┏━━
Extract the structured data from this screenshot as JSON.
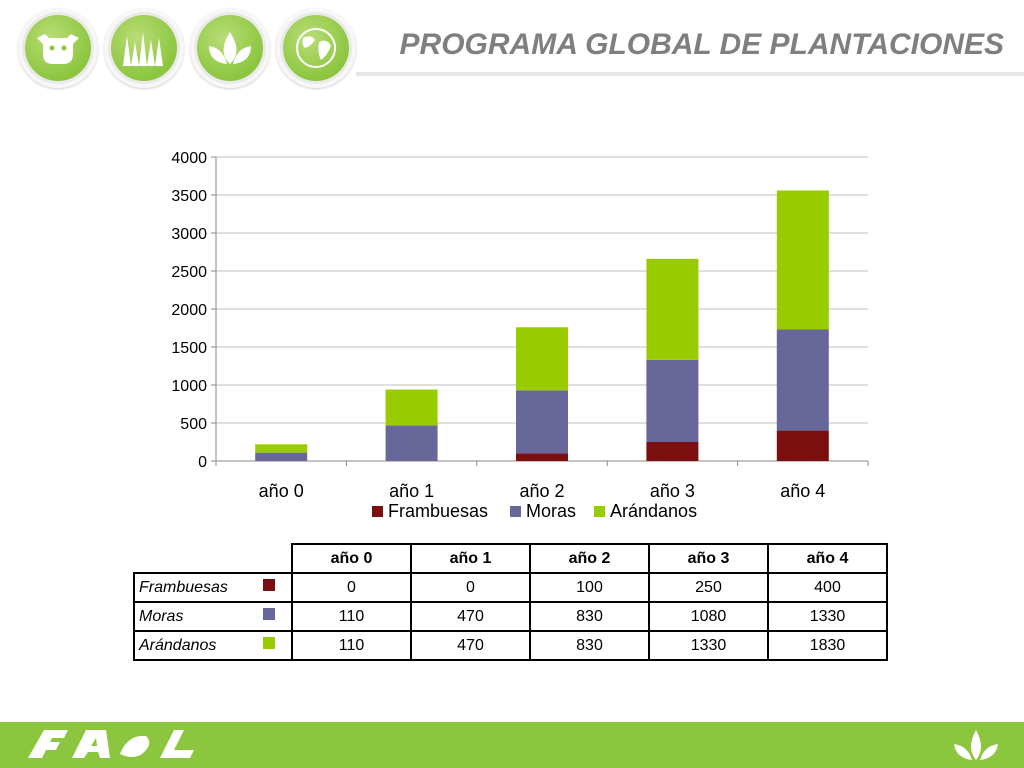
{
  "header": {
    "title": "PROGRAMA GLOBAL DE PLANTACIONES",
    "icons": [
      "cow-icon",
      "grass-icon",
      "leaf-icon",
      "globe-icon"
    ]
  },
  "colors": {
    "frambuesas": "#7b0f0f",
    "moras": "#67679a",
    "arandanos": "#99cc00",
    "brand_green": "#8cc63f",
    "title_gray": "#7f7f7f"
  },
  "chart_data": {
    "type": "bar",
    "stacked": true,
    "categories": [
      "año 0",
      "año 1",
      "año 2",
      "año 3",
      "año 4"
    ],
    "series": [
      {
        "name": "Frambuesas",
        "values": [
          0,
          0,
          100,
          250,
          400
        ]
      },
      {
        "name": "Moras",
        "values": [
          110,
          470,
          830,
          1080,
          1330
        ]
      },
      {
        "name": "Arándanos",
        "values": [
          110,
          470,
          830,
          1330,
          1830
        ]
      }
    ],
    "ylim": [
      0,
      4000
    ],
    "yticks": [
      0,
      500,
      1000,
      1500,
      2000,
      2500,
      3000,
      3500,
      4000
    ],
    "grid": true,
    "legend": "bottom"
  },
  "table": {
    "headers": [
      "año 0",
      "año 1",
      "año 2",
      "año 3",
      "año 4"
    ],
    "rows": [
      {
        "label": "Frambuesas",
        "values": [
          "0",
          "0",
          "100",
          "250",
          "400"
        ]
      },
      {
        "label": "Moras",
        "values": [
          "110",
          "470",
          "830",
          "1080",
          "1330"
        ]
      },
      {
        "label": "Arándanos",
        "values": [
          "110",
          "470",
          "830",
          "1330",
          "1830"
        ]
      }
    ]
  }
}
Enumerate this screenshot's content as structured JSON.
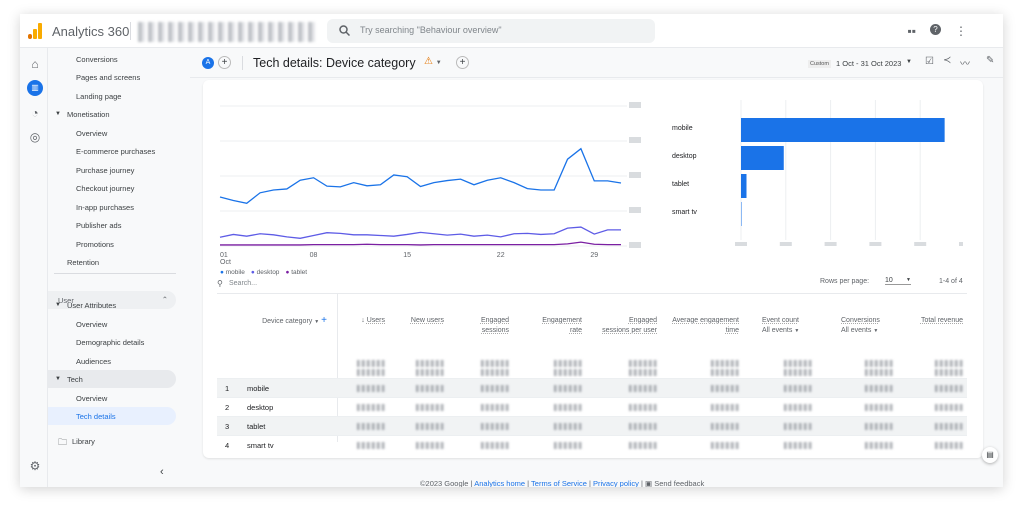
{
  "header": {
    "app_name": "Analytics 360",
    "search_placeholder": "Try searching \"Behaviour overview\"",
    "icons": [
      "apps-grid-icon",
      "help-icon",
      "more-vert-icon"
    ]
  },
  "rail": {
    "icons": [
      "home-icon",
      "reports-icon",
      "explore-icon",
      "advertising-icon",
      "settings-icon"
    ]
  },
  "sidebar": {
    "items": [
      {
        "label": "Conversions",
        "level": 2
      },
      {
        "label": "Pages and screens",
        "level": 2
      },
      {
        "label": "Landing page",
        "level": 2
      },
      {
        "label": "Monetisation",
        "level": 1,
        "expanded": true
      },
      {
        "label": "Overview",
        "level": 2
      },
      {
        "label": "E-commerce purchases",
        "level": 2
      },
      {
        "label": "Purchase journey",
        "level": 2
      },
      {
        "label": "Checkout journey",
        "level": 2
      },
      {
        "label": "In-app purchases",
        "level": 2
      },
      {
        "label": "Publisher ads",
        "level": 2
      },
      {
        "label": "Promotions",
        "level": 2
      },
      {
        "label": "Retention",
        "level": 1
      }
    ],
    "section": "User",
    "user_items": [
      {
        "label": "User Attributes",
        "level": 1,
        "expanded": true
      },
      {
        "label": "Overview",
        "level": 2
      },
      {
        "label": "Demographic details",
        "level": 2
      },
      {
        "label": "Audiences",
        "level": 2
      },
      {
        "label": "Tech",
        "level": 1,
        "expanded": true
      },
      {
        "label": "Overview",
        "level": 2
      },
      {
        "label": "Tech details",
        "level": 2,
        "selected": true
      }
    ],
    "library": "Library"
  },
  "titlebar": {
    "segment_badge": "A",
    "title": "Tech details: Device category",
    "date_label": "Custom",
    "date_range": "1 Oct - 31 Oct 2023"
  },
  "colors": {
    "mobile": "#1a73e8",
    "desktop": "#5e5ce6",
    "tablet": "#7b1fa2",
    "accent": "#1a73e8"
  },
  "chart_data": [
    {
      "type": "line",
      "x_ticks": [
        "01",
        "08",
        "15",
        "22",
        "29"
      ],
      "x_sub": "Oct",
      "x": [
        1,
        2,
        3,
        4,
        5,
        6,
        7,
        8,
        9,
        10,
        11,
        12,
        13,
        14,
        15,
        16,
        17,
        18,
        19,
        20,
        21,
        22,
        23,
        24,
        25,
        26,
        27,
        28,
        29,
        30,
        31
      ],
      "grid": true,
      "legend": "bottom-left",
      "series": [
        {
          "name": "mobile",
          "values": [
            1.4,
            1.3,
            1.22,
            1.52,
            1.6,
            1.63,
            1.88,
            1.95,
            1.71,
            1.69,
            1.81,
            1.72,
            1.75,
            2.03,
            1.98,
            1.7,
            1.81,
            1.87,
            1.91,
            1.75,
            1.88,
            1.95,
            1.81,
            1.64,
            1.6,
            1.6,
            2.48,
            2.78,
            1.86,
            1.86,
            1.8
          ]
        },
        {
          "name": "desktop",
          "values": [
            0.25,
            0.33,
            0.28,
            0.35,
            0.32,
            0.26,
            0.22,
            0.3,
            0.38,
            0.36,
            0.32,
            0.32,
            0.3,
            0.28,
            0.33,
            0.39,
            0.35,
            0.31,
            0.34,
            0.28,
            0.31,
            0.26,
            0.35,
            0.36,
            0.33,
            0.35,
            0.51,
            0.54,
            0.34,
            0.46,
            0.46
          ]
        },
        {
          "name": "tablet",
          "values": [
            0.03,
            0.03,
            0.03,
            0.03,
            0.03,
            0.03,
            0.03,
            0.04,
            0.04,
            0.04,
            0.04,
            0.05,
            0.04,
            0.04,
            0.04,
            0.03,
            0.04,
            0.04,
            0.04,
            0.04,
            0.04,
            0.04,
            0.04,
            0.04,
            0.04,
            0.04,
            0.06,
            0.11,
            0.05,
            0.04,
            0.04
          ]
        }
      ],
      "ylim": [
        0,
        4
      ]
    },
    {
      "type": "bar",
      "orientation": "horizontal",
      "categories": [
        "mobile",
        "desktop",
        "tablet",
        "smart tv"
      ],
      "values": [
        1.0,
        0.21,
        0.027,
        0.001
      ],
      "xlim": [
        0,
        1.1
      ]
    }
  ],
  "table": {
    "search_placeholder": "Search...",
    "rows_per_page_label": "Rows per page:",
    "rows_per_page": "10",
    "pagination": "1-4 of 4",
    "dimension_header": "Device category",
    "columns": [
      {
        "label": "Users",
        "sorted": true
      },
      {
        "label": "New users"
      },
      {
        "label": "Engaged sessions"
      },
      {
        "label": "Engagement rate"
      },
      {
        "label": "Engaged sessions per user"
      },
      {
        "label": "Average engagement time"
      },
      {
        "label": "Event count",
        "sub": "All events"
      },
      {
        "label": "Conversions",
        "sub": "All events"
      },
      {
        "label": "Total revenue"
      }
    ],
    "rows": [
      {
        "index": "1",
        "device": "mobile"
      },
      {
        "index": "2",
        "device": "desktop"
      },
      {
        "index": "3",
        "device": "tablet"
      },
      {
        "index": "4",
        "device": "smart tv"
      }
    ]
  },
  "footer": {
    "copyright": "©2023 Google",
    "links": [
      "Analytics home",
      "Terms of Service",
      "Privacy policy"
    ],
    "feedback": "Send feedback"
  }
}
┗━━
--- What you have to do ---
Write the records out once more, exactly as they appear, with no pictures.

--- Task solution ---
Extract the structured data from this screenshot as JSON.
{
  "header": {
    "title": "PROGRAMA GLOBAL DE PLANTACIONES",
    "icons": [
      "cow-icon",
      "grass-icon",
      "leaf-icon",
      "globe-icon"
    ]
  },
  "colors": {
    "frambuesas": "#7b0f0f",
    "moras": "#67679a",
    "arandanos": "#99cc00",
    "brand_green": "#8cc63f",
    "title_gray": "#7f7f7f"
  },
  "chart_data": {
    "type": "bar",
    "stacked": true,
    "categories": [
      "año 0",
      "año 1",
      "año 2",
      "año 3",
      "año 4"
    ],
    "series": [
      {
        "name": "Frambuesas",
        "values": [
          0,
          0,
          100,
          250,
          400
        ]
      },
      {
        "name": "Moras",
        "values": [
          110,
          470,
          830,
          1080,
          1330
        ]
      },
      {
        "name": "Arándanos",
        "values": [
          110,
          470,
          830,
          1330,
          1830
        ]
      }
    ],
    "ylim": [
      0,
      4000
    ],
    "yticks": [
      0,
      500,
      1000,
      1500,
      2000,
      2500,
      3000,
      3500,
      4000
    ],
    "grid": true,
    "legend": "bottom"
  },
  "table": {
    "headers": [
      "año 0",
      "año 1",
      "año 2",
      "año 3",
      "año 4"
    ],
    "rows": [
      {
        "label": "Frambuesas",
        "values": [
          "0",
          "0",
          "100",
          "250",
          "400"
        ]
      },
      {
        "label": "Moras",
        "values": [
          "110",
          "470",
          "830",
          "1080",
          "1330"
        ]
      },
      {
        "label": "Arándanos",
        "values": [
          "110",
          "470",
          "830",
          "1330",
          "1830"
        ]
      }
    ]
  }
}
Enumerate this screenshot's content as structured JSON.
{
  "header": {
    "app_name": "Analytics 360",
    "search_placeholder": "Try searching \"Behaviour overview\"",
    "icons": [
      "apps-grid-icon",
      "help-icon",
      "more-vert-icon"
    ]
  },
  "rail": {
    "icons": [
      "home-icon",
      "reports-icon",
      "explore-icon",
      "advertising-icon",
      "settings-icon"
    ]
  },
  "sidebar": {
    "items": [
      {
        "label": "Conversions",
        "level": 2
      },
      {
        "label": "Pages and screens",
        "level": 2
      },
      {
        "label": "Landing page",
        "level": 2
      },
      {
        "label": "Monetisation",
        "level": 1,
        "expanded": true
      },
      {
        "label": "Overview",
        "level": 2
      },
      {
        "label": "E-commerce purchases",
        "level": 2
      },
      {
        "label": "Purchase journey",
        "level": 2
      },
      {
        "label": "Checkout journey",
        "level": 2
      },
      {
        "label": "In-app purchases",
        "level": 2
      },
      {
        "label": "Publisher ads",
        "level": 2
      },
      {
        "label": "Promotions",
        "level": 2
      },
      {
        "label": "Retention",
        "level": 1
      }
    ],
    "section": "User",
    "user_items": [
      {
        "label": "User Attributes",
        "level": 1,
        "expanded": true
      },
      {
        "label": "Overview",
        "level": 2
      },
      {
        "label": "Demographic details",
        "level": 2
      },
      {
        "label": "Audiences",
        "level": 2
      },
      {
        "label": "Tech",
        "level": 1,
        "expanded": true
      },
      {
        "label": "Overview",
        "level": 2
      },
      {
        "label": "Tech details",
        "level": 2,
        "selected": true
      }
    ],
    "library": "Library"
  },
  "titlebar": {
    "segment_badge": "A",
    "title": "Tech details: Device category",
    "date_label": "Custom",
    "date_range": "1 Oct - 31 Oct 2023"
  },
  "colors": {
    "mobile": "#1a73e8",
    "desktop": "#5e5ce6",
    "tablet": "#7b1fa2",
    "accent": "#1a73e8"
  },
  "chart_data": [
    {
      "type": "line",
      "x_ticks": [
        "01",
        "08",
        "15",
        "22",
        "29"
      ],
      "x_sub": "Oct",
      "x": [
        1,
        2,
        3,
        4,
        5,
        6,
        7,
        8,
        9,
        10,
        11,
        12,
        13,
        14,
        15,
        16,
        17,
        18,
        19,
        20,
        21,
        22,
        23,
        24,
        25,
        26,
        27,
        28,
        29,
        30,
        31
      ],
      "grid": true,
      "legend": "bottom-left",
      "series": [
        {
          "name": "mobile",
          "values": [
            1.4,
            1.3,
            1.22,
            1.52,
            1.6,
            1.63,
            1.88,
            1.95,
            1.71,
            1.69,
            1.81,
            1.72,
            1.75,
            2.03,
            1.98,
            1.7,
            1.81,
            1.87,
            1.91,
            1.75,
            1.88,
            1.95,
            1.81,
            1.64,
            1.6,
            1.6,
            2.48,
            2.78,
            1.86,
            1.86,
            1.8
          ]
        },
        {
          "name": "desktop",
          "values": [
            0.25,
            0.33,
            0.28,
            0.35,
            0.32,
            0.26,
            0.22,
            0.3,
            0.38,
            0.36,
            0.32,
            0.32,
            0.3,
            0.28,
            0.33,
            0.39,
            0.35,
            0.31,
            0.34,
            0.28,
            0.31,
            0.26,
            0.35,
            0.36,
            0.33,
            0.35,
            0.51,
            0.54,
            0.34,
            0.46,
            0.46
          ]
        },
        {
          "name": "tablet",
          "values": [
            0.03,
            0.03,
            0.03,
            0.03,
            0.03,
            0.03,
            0.03,
            0.04,
            0.04,
            0.04,
            0.04,
            0.05,
            0.04,
            0.04,
            0.04,
            0.03,
            0.04,
            0.04,
            0.04,
            0.04,
            0.04,
            0.04,
            0.04,
            0.04,
            0.04,
            0.04,
            0.06,
            0.11,
            0.05,
            0.04,
            0.04
          ]
        }
      ],
      "ylim": [
        0,
        4
      ]
    },
    {
      "type": "bar",
      "orientation": "horizontal",
      "categories": [
        "mobile",
        "desktop",
        "tablet",
        "smart tv"
      ],
      "values": [
        1.0,
        0.21,
        0.027,
        0.001
      ],
      "xlim": [
        0,
        1.1
      ]
    }
  ],
  "table": {
    "search_placeholder": "Search...",
    "rows_per_page_label": "Rows per page:",
    "rows_per_page": "10",
    "pagination": "1-4 of 4",
    "dimension_header": "Device category",
    "columns": [
      {
        "label": "Users",
        "sorted": true
      },
      {
        "label": "New users"
      },
      {
        "label": "Engaged sessions"
      },
      {
        "label": "Engagement rate"
      },
      {
        "label": "Engaged sessions per user"
      },
      {
        "label": "Average engagement time"
      },
      {
        "label": "Event count",
        "sub": "All events"
      },
      {
        "label": "Conversions",
        "sub": "All events"
      },
      {
        "label": "Total revenue"
      }
    ],
    "rows": [
      {
        "index": "1",
        "device": "mobile"
      },
      {
        "index": "2",
        "device": "desktop"
      },
      {
        "index": "3",
        "device": "tablet"
      },
      {
        "index": "4",
        "device": "smart tv"
      }
    ]
  },
  "footer": {
    "copyright": "©2023 Google",
    "links": [
      "Analytics home",
      "Terms of Service",
      "Privacy policy"
    ],
    "feedback": "Send feedback"
  }
}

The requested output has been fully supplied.